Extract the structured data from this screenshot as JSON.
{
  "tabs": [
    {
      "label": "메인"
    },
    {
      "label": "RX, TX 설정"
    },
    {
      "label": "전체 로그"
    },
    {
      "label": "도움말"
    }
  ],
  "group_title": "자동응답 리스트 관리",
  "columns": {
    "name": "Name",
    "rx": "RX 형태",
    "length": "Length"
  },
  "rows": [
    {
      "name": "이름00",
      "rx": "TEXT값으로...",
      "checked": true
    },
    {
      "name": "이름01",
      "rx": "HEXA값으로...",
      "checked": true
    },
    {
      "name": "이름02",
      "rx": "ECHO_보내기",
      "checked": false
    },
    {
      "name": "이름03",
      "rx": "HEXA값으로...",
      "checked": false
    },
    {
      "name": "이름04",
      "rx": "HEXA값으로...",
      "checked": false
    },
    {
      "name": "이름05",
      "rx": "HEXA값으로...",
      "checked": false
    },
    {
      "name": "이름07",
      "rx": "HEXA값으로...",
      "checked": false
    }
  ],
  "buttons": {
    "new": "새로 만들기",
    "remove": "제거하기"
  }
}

▶ WHAT THE TASK REQUIRES: List the lines of the material in which the word "label" occurs.

▶ WRITTEN RESPONSE:
      "label": "메인"
      "label": "RX, TX 설정"
      "label": "전체 로그"
      "label": "도움말"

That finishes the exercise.